Leave out the pictures and copy everything else in the entries exactly.

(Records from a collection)
--
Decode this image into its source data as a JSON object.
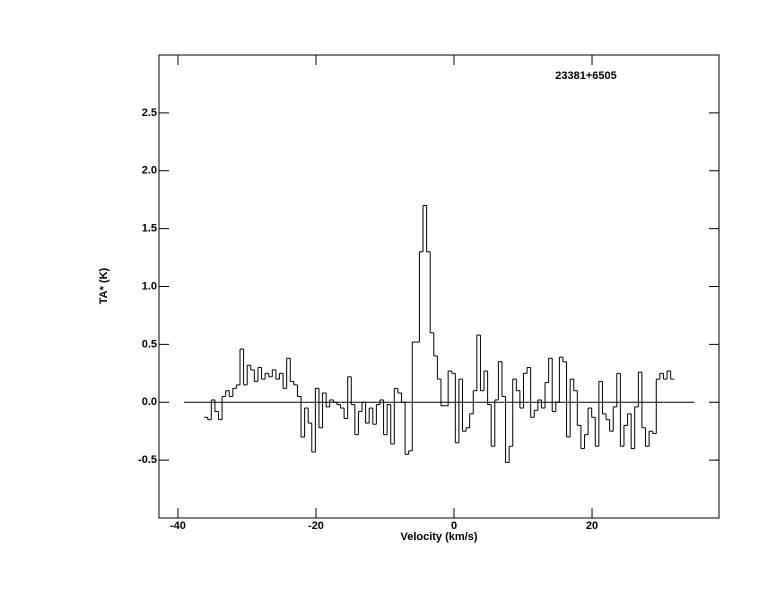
{
  "chart_data": {
    "type": "step",
    "title": "23381+6505",
    "xlabel": "Velocity (km/s)",
    "ylabel": "TA* (K)",
    "xlim": [
      -42.75,
      38.4
    ],
    "ylim": [
      -1.0,
      3.0
    ],
    "xticks": [
      -40,
      -20,
      0,
      20
    ],
    "yticks": [
      -0.5,
      {
        "value": 0,
        "label": "0.0"
      },
      0.5,
      {
        "value": 1,
        "label": "1.0"
      },
      1.5,
      {
        "value": 2,
        "label": "2.0"
      },
      2.5
    ],
    "baseline": 0,
    "color": "#000000",
    "x": [
      -35.95,
      -35.43,
      -34.91,
      -34.39,
      -33.87,
      -33.35,
      -32.83,
      -32.31,
      -31.79,
      -31.27,
      -30.75,
      -30.23,
      -29.71,
      -29.19,
      -28.67,
      -28.15,
      -27.63,
      -27.11,
      -26.59,
      -26.07,
      -25.55,
      -25.03,
      -24.51,
      -23.99,
      -23.47,
      -22.95,
      -22.43,
      -21.91,
      -21.39,
      -20.87,
      -20.35,
      -19.83,
      -19.31,
      -18.79,
      -18.27,
      -17.75,
      -17.23,
      -16.71,
      -16.19,
      -15.67,
      -15.15,
      -14.63,
      -14.11,
      -13.59,
      -13.07,
      -12.55,
      -12.03,
      -11.51,
      -10.99,
      -10.47,
      -9.95,
      -9.43,
      -8.91,
      -8.39,
      -7.87,
      -7.35,
      -6.83,
      -6.31,
      -5.79,
      -5.27,
      -4.75,
      -4.23,
      -3.71,
      -3.19,
      -2.67,
      -2.15,
      -1.63,
      -1.11,
      -0.59,
      -0.07,
      0.45,
      0.97,
      1.49,
      2.01,
      2.53,
      3.05,
      3.57,
      4.09,
      4.61,
      5.13,
      5.65,
      6.17,
      6.69,
      7.21,
      7.73,
      8.25,
      8.77,
      9.29,
      9.81,
      10.33,
      10.85,
      11.37,
      11.89,
      12.41,
      12.93,
      13.45,
      13.97,
      14.49,
      15.01,
      15.53,
      16.05,
      16.57,
      17.09,
      17.61,
      18.13,
      18.65,
      19.17,
      19.69,
      20.21,
      20.73,
      21.25,
      21.77,
      22.29,
      22.81,
      23.33,
      23.85,
      24.37,
      24.89,
      25.41,
      25.93,
      26.45,
      26.97,
      27.49,
      28.01,
      28.53,
      29.05,
      29.57,
      30.09,
      30.61,
      31.13,
      31.65
    ],
    "values": [
      -0.13,
      -0.15,
      0.02,
      -0.08,
      -0.15,
      0.05,
      0.1,
      0.05,
      0.12,
      0.15,
      0.46,
      0.15,
      0.32,
      0.28,
      0.18,
      0.3,
      0.2,
      0.25,
      0.22,
      0.28,
      0.2,
      0.25,
      0.12,
      0.38,
      0.18,
      0.15,
      0.05,
      -0.3,
      -0.05,
      -0.18,
      -0.43,
      0.12,
      -0.22,
      0.08,
      -0.04,
      0.02,
      0.0,
      -0.02,
      -0.05,
      -0.14,
      0.22,
      -0.02,
      -0.28,
      -0.08,
      0.0,
      -0.18,
      -0.05,
      -0.19,
      -0.02,
      0.02,
      -0.28,
      -0.02,
      -0.36,
      0.12,
      0.08,
      0.0,
      -0.45,
      -0.42,
      0.52,
      0.52,
      1.3,
      1.7,
      1.3,
      0.6,
      0.4,
      0.2,
      -0.03,
      -0.03,
      0.27,
      0.25,
      -0.35,
      0.2,
      -0.25,
      -0.22,
      -0.1,
      0.1,
      0.58,
      0.1,
      0.27,
      -0.02,
      -0.38,
      0.02,
      0.35,
      0.05,
      -0.52,
      -0.38,
      0.2,
      0.1,
      -0.05,
      0.25,
      0.3,
      -0.13,
      -0.07,
      0.02,
      -0.05,
      0.17,
      0.38,
      -0.08,
      0.0,
      0.39,
      0.35,
      -0.3,
      0.2,
      0.1,
      -0.2,
      -0.4,
      -0.28,
      -0.05,
      -0.13,
      -0.38,
      0.18,
      -0.1,
      -0.15,
      -0.25,
      -0.04,
      0.25,
      -0.38,
      -0.2,
      -0.1,
      -0.4,
      -0.04,
      0.26,
      -0.22,
      -0.38,
      -0.25,
      -0.27,
      0.2,
      0.25,
      0.2,
      0.27,
      0.2
    ]
  }
}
--
▶ _Problem solution_
Decode this image into its source data as a JSON object.
{
  "chart_data": {
    "type": "step",
    "title": "23381+6505",
    "xlabel": "Velocity (km/s)",
    "ylabel": "TA* (K)",
    "xlim": [
      -42.75,
      38.4
    ],
    "ylim": [
      -1.0,
      3.0
    ],
    "xticks": [
      -40,
      -20,
      0,
      20
    ],
    "yticks": [
      -0.5,
      {
        "value": 0,
        "label": "0.0"
      },
      0.5,
      {
        "value": 1,
        "label": "1.0"
      },
      1.5,
      {
        "value": 2,
        "label": "2.0"
      },
      2.5
    ],
    "baseline": 0,
    "color": "#000000",
    "x": [
      -35.95,
      -35.43,
      -34.91,
      -34.39,
      -33.87,
      -33.35,
      -32.83,
      -32.31,
      -31.79,
      -31.27,
      -30.75,
      -30.23,
      -29.71,
      -29.19,
      -28.67,
      -28.15,
      -27.63,
      -27.11,
      -26.59,
      -26.07,
      -25.55,
      -25.03,
      -24.51,
      -23.99,
      -23.47,
      -22.95,
      -22.43,
      -21.91,
      -21.39,
      -20.87,
      -20.35,
      -19.83,
      -19.31,
      -18.79,
      -18.27,
      -17.75,
      -17.23,
      -16.71,
      -16.19,
      -15.67,
      -15.15,
      -14.63,
      -14.11,
      -13.59,
      -13.07,
      -12.55,
      -12.03,
      -11.51,
      -10.99,
      -10.47,
      -9.95,
      -9.43,
      -8.91,
      -8.39,
      -7.87,
      -7.35,
      -6.83,
      -6.31,
      -5.79,
      -5.27,
      -4.75,
      -4.23,
      -3.71,
      -3.19,
      -2.67,
      -2.15,
      -1.63,
      -1.11,
      -0.59,
      -0.07,
      0.45,
      0.97,
      1.49,
      2.01,
      2.53,
      3.05,
      3.57,
      4.09,
      4.61,
      5.13,
      5.65,
      6.17,
      6.69,
      7.21,
      7.73,
      8.25,
      8.77,
      9.29,
      9.81,
      10.33,
      10.85,
      11.37,
      11.89,
      12.41,
      12.93,
      13.45,
      13.97,
      14.49,
      15.01,
      15.53,
      16.05,
      16.57,
      17.09,
      17.61,
      18.13,
      18.65,
      19.17,
      19.69,
      20.21,
      20.73,
      21.25,
      21.77,
      22.29,
      22.81,
      23.33,
      23.85,
      24.37,
      24.89,
      25.41,
      25.93,
      26.45,
      26.97,
      27.49,
      28.01,
      28.53,
      29.05,
      29.57,
      30.09,
      30.61,
      31.13,
      31.65
    ],
    "values": [
      -0.13,
      -0.15,
      0.02,
      -0.08,
      -0.15,
      0.05,
      0.1,
      0.05,
      0.12,
      0.15,
      0.46,
      0.15,
      0.32,
      0.28,
      0.18,
      0.3,
      0.2,
      0.25,
      0.22,
      0.28,
      0.2,
      0.25,
      0.12,
      0.38,
      0.18,
      0.15,
      0.05,
      -0.3,
      -0.05,
      -0.18,
      -0.43,
      0.12,
      -0.22,
      0.08,
      -0.04,
      0.02,
      0.0,
      -0.02,
      -0.05,
      -0.14,
      0.22,
      -0.02,
      -0.28,
      -0.08,
      0.0,
      -0.18,
      -0.05,
      -0.19,
      -0.02,
      0.02,
      -0.28,
      -0.02,
      -0.36,
      0.12,
      0.08,
      0.0,
      -0.45,
      -0.42,
      0.52,
      0.52,
      1.3,
      1.7,
      1.3,
      0.6,
      0.4,
      0.2,
      -0.03,
      -0.03,
      0.27,
      0.25,
      -0.35,
      0.2,
      -0.25,
      -0.22,
      -0.1,
      0.1,
      0.58,
      0.1,
      0.27,
      -0.02,
      -0.38,
      0.02,
      0.35,
      0.05,
      -0.52,
      -0.38,
      0.2,
      0.1,
      -0.05,
      0.25,
      0.3,
      -0.13,
      -0.07,
      0.02,
      -0.05,
      0.17,
      0.38,
      -0.08,
      0.0,
      0.39,
      0.35,
      -0.3,
      0.2,
      0.1,
      -0.2,
      -0.4,
      -0.28,
      -0.05,
      -0.13,
      -0.38,
      0.18,
      -0.1,
      -0.15,
      -0.25,
      -0.04,
      0.25,
      -0.38,
      -0.2,
      -0.1,
      -0.4,
      -0.04,
      0.26,
      -0.22,
      -0.38,
      -0.25,
      -0.27,
      0.2,
      0.25,
      0.2,
      0.27,
      0.2
    ]
  }
}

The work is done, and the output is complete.